▸ **TASK GOAL**
Go through the lines below and copy each one that holds the string "JSON".

━━━━━ MATERIAL PROVIDED

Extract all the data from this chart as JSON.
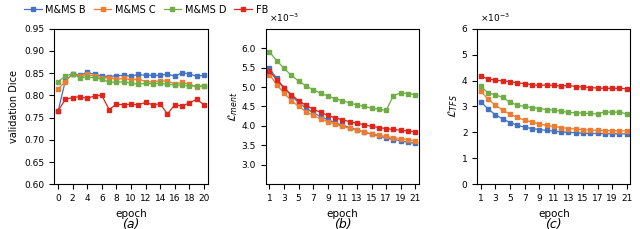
{
  "colors": {
    "B": "#4472C4",
    "C": "#ED7D31",
    "D": "#70AD47",
    "FB": "#E0261A"
  },
  "legend_labels": [
    "M&MS B",
    "M&MS C",
    "M&MS D",
    "FB"
  ],
  "subplot_a": {
    "xlabel": "epoch",
    "ylabel": "validation Dice",
    "ylim": [
      0.6,
      0.95
    ],
    "yticks": [
      0.6,
      0.65,
      0.7,
      0.75,
      0.8,
      0.85,
      0.9,
      0.95
    ],
    "xticks": [
      0,
      2,
      4,
      6,
      8,
      10,
      12,
      14,
      16,
      18,
      20
    ],
    "B": [
      0.764,
      0.833,
      0.848,
      0.845,
      0.852,
      0.847,
      0.844,
      0.842,
      0.844,
      0.845,
      0.843,
      0.847,
      0.845,
      0.845,
      0.845,
      0.848,
      0.843,
      0.851,
      0.848,
      0.843,
      0.845
    ],
    "C": [
      0.814,
      0.831,
      0.848,
      0.843,
      0.847,
      0.843,
      0.84,
      0.84,
      0.836,
      0.838,
      0.835,
      0.837,
      0.831,
      0.83,
      0.833,
      0.832,
      0.826,
      0.829,
      0.825,
      0.819,
      0.821
    ],
    "D": [
      0.831,
      0.843,
      0.849,
      0.84,
      0.841,
      0.84,
      0.836,
      0.83,
      0.829,
      0.831,
      0.827,
      0.825,
      0.827,
      0.826,
      0.827,
      0.825,
      0.823,
      0.823,
      0.821,
      0.821,
      0.821
    ],
    "FB": [
      0.765,
      0.791,
      0.795,
      0.797,
      0.793,
      0.799,
      0.8,
      0.768,
      0.78,
      0.779,
      0.78,
      0.779,
      0.784,
      0.779,
      0.781,
      0.758,
      0.779,
      0.776,
      0.783,
      0.791,
      0.779
    ]
  },
  "subplot_b": {
    "xlabel": "epoch",
    "ylabel": "$\\mathcal{L}_{ment}$",
    "ylim": [
      2.5,
      6.5
    ],
    "yticks": [
      3.0,
      3.5,
      4.0,
      4.5,
      5.0,
      5.5,
      6.0
    ],
    "xticks": [
      1,
      3,
      5,
      7,
      9,
      11,
      13,
      15,
      17,
      19,
      21
    ],
    "B": [
      5.48,
      5.22,
      4.98,
      4.78,
      4.6,
      4.46,
      4.34,
      4.24,
      4.16,
      4.08,
      4.02,
      3.96,
      3.9,
      3.84,
      3.79,
      3.74,
      3.69,
      3.65,
      3.62,
      3.58,
      3.55
    ],
    "C": [
      5.32,
      5.06,
      4.84,
      4.65,
      4.5,
      4.37,
      4.27,
      4.18,
      4.11,
      4.05,
      3.99,
      3.94,
      3.89,
      3.84,
      3.8,
      3.76,
      3.73,
      3.7,
      3.67,
      3.65,
      3.62
    ],
    "D": [
      5.9,
      5.68,
      5.48,
      5.3,
      5.15,
      5.03,
      4.93,
      4.84,
      4.77,
      4.7,
      4.65,
      4.59,
      4.54,
      4.5,
      4.46,
      4.43,
      4.4,
      4.78,
      4.85,
      4.83,
      4.8
    ],
    "FB": [
      5.42,
      5.18,
      4.98,
      4.8,
      4.65,
      4.53,
      4.43,
      4.35,
      4.27,
      4.21,
      4.16,
      4.11,
      4.07,
      4.03,
      3.99,
      3.96,
      3.93,
      3.91,
      3.89,
      3.87,
      3.85
    ]
  },
  "subplot_c": {
    "xlabel": "epoch",
    "ylabel": "$\\mathcal{L}_{TFS}$",
    "ylim": [
      0.0,
      6.0
    ],
    "yticks": [
      0,
      1,
      2,
      3,
      4,
      5,
      6
    ],
    "xticks": [
      1,
      3,
      5,
      7,
      9,
      11,
      13,
      15,
      17,
      19,
      21
    ],
    "B": [
      3.18,
      2.9,
      2.68,
      2.52,
      2.38,
      2.28,
      2.2,
      2.15,
      2.11,
      2.08,
      2.05,
      2.02,
      2.0,
      1.99,
      1.97,
      1.96,
      1.96,
      1.95,
      1.95,
      1.95,
      1.94
    ],
    "C": [
      3.58,
      3.28,
      3.05,
      2.86,
      2.7,
      2.58,
      2.47,
      2.4,
      2.33,
      2.27,
      2.23,
      2.19,
      2.15,
      2.13,
      2.11,
      2.09,
      2.08,
      2.07,
      2.07,
      2.06,
      2.06
    ],
    "D": [
      3.78,
      3.52,
      3.45,
      3.35,
      3.16,
      3.05,
      3.0,
      2.96,
      2.92,
      2.88,
      2.86,
      2.82,
      2.77,
      2.76,
      2.74,
      2.73,
      2.71,
      2.8,
      2.77,
      2.79,
      2.71
    ],
    "FB": [
      4.18,
      4.05,
      4.02,
      3.98,
      3.96,
      3.91,
      3.88,
      3.84,
      3.81,
      3.83,
      3.81,
      3.79,
      3.81,
      3.77,
      3.75,
      3.73,
      3.71,
      3.7,
      3.7,
      3.7,
      3.68
    ]
  }
}
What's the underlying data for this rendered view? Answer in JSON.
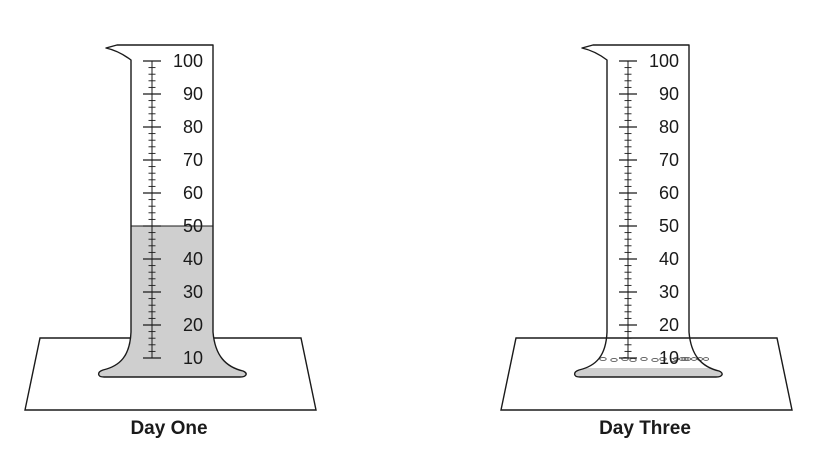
{
  "cylinders": [
    {
      "caption": "Day One",
      "liquid_level_ml": 50,
      "scale_labels": [
        "100",
        "90",
        "80",
        "70",
        "60",
        "50",
        "40",
        "30",
        "20",
        "10"
      ]
    },
    {
      "caption": "Day Three",
      "liquid_level_ml": 10,
      "scale_labels": [
        "100",
        "90",
        "80",
        "70",
        "60",
        "50",
        "40",
        "30",
        "20",
        "10"
      ]
    }
  ],
  "colors": {
    "liquid": "#cfcfcf",
    "outline": "#1a1a1a",
    "residue": "#555555"
  }
}
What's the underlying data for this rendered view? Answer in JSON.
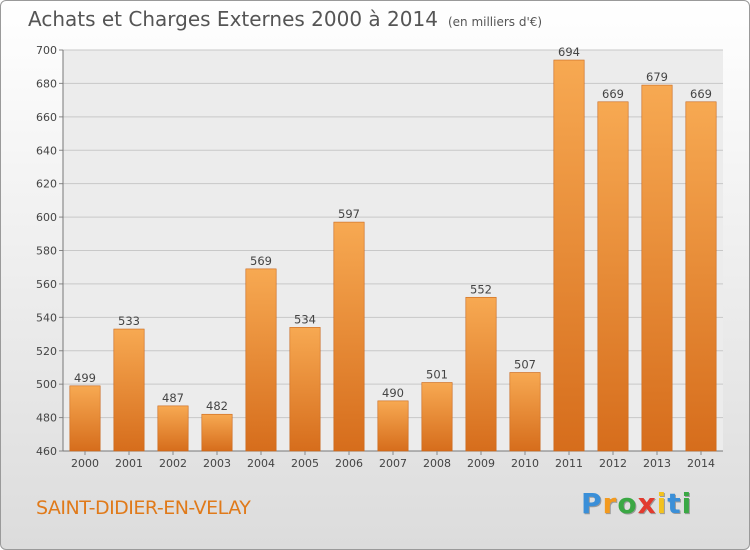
{
  "title": "Achats et Charges Externes 2000 à 2014",
  "unit": "(en milliers d'€)",
  "city": "SAINT-DIDIER-EN-VELAY",
  "brand": "Proxiti",
  "colors": {
    "bar_light": "#f6a550",
    "bar_dark": "#d9701e",
    "city": "#e07a1a"
  },
  "chart_data": {
    "type": "bar",
    "categories": [
      "2000",
      "2001",
      "2002",
      "2003",
      "2004",
      "2005",
      "2006",
      "2007",
      "2008",
      "2009",
      "2010",
      "2011",
      "2012",
      "2013",
      "2014"
    ],
    "values": [
      499,
      533,
      487,
      482,
      569,
      534,
      597,
      490,
      501,
      552,
      507,
      694,
      669,
      679,
      669
    ],
    "data_labels": [
      "499",
      "533",
      "487",
      "482",
      "569",
      "534",
      "597",
      "490",
      "501",
      "552",
      "507",
      "694",
      "669",
      "679",
      "669"
    ],
    "yticks": [
      "460",
      "480",
      "500",
      "520",
      "540",
      "560",
      "580",
      "600",
      "620",
      "640",
      "660",
      "680",
      "700"
    ],
    "ylim": [
      460,
      700
    ],
    "grid": true,
    "title": "Achats et Charges Externes 2000 à 2014",
    "xlabel": "",
    "ylabel": ""
  }
}
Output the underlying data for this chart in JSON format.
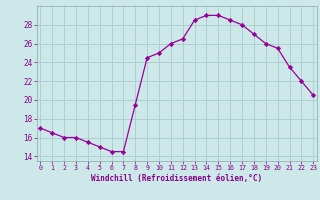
{
  "x": [
    0,
    1,
    2,
    3,
    4,
    5,
    6,
    7,
    8,
    9,
    10,
    11,
    12,
    13,
    14,
    15,
    16,
    17,
    18,
    19,
    20,
    21,
    22,
    23
  ],
  "y": [
    17.0,
    16.5,
    16.0,
    16.0,
    15.5,
    15.0,
    14.5,
    14.5,
    19.5,
    24.5,
    25.0,
    26.0,
    26.5,
    28.5,
    29.0,
    29.0,
    28.5,
    28.0,
    27.0,
    26.0,
    25.5,
    23.5,
    22.0,
    20.5
  ],
  "line_color": "#990099",
  "marker": "D",
  "marker_size": 2.2,
  "bg_color": "#cce8e8",
  "grid_color": "#aacccc",
  "xlabel": "Windchill (Refroidissement éolien,°C)",
  "xlabel_color": "#880088",
  "tick_color": "#880088",
  "ylim": [
    13.5,
    30.0
  ],
  "yticks": [
    14,
    16,
    18,
    20,
    22,
    24,
    26,
    28
  ],
  "xticks": [
    0,
    1,
    2,
    3,
    4,
    5,
    6,
    7,
    8,
    9,
    10,
    11,
    12,
    13,
    14,
    15,
    16,
    17,
    18,
    19,
    20,
    21,
    22,
    23
  ],
  "xlim": [
    -0.3,
    23.3
  ],
  "fig_bg": "#cce8e8"
}
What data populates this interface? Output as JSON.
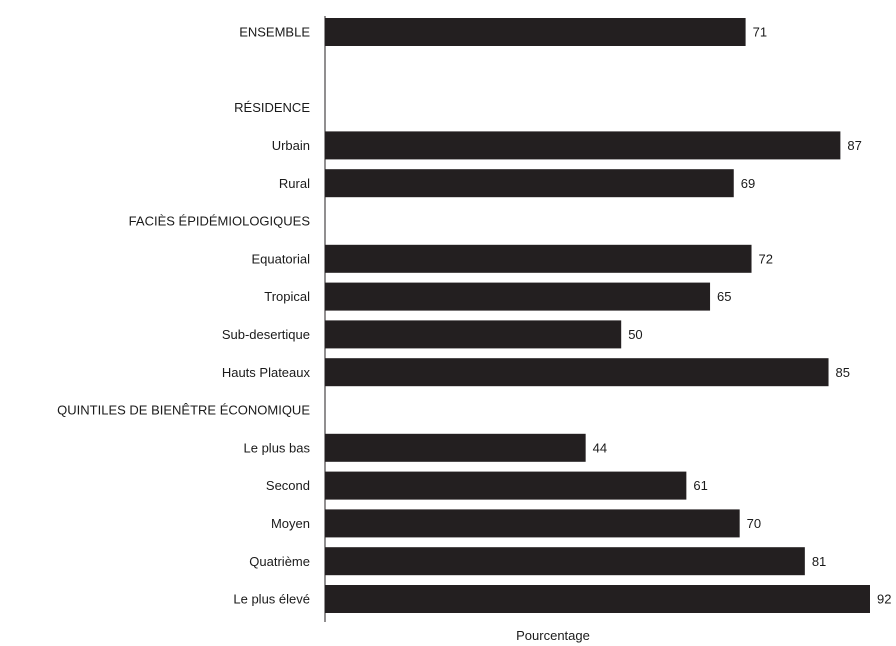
{
  "chart_data": {
    "type": "bar",
    "orientation": "horizontal",
    "xlabel": "Pourcentage",
    "xlim": [
      0,
      92
    ],
    "grid": false,
    "bar_color": "#231f20",
    "rows": [
      {
        "label": "ENSEMBLE",
        "value": 71,
        "kind": "bar"
      },
      {
        "label": "",
        "kind": "spacer"
      },
      {
        "label": "RÉSIDENCE",
        "kind": "header"
      },
      {
        "label": "Urbain",
        "value": 87,
        "kind": "bar"
      },
      {
        "label": "Rural",
        "value": 69,
        "kind": "bar"
      },
      {
        "label": "FACIÈS ÉPIDÉMIOLOGIQUES",
        "kind": "header"
      },
      {
        "label": "Equatorial",
        "value": 72,
        "kind": "bar"
      },
      {
        "label": "Tropical",
        "value": 65,
        "kind": "bar"
      },
      {
        "label": "Sub-desertique",
        "value": 50,
        "kind": "bar"
      },
      {
        "label": "Hauts Plateaux",
        "value": 85,
        "kind": "bar"
      },
      {
        "label": "QUINTILES DE BIENÊTRE ÉCONOMIQUE",
        "kind": "header"
      },
      {
        "label": "Le plus bas",
        "value": 44,
        "kind": "bar"
      },
      {
        "label": "Second",
        "value": 61,
        "kind": "bar"
      },
      {
        "label": "Moyen",
        "value": 70,
        "kind": "bar"
      },
      {
        "label": "Quatrième",
        "value": 81,
        "kind": "bar"
      },
      {
        "label": "Le plus élevé",
        "value": 92,
        "kind": "bar"
      }
    ]
  }
}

━━━━━━━━━━

▸ **SOLUTION TO THIS EXERCISE**
Extract all the data from this chart as JSON.
What's the underlying data for this rendered view? Answer in JSON.
What's the underlying data for this rendered view? Answer in JSON.
Output the underlying data for this chart in JSON format.
What data populates this interface? Output as JSON.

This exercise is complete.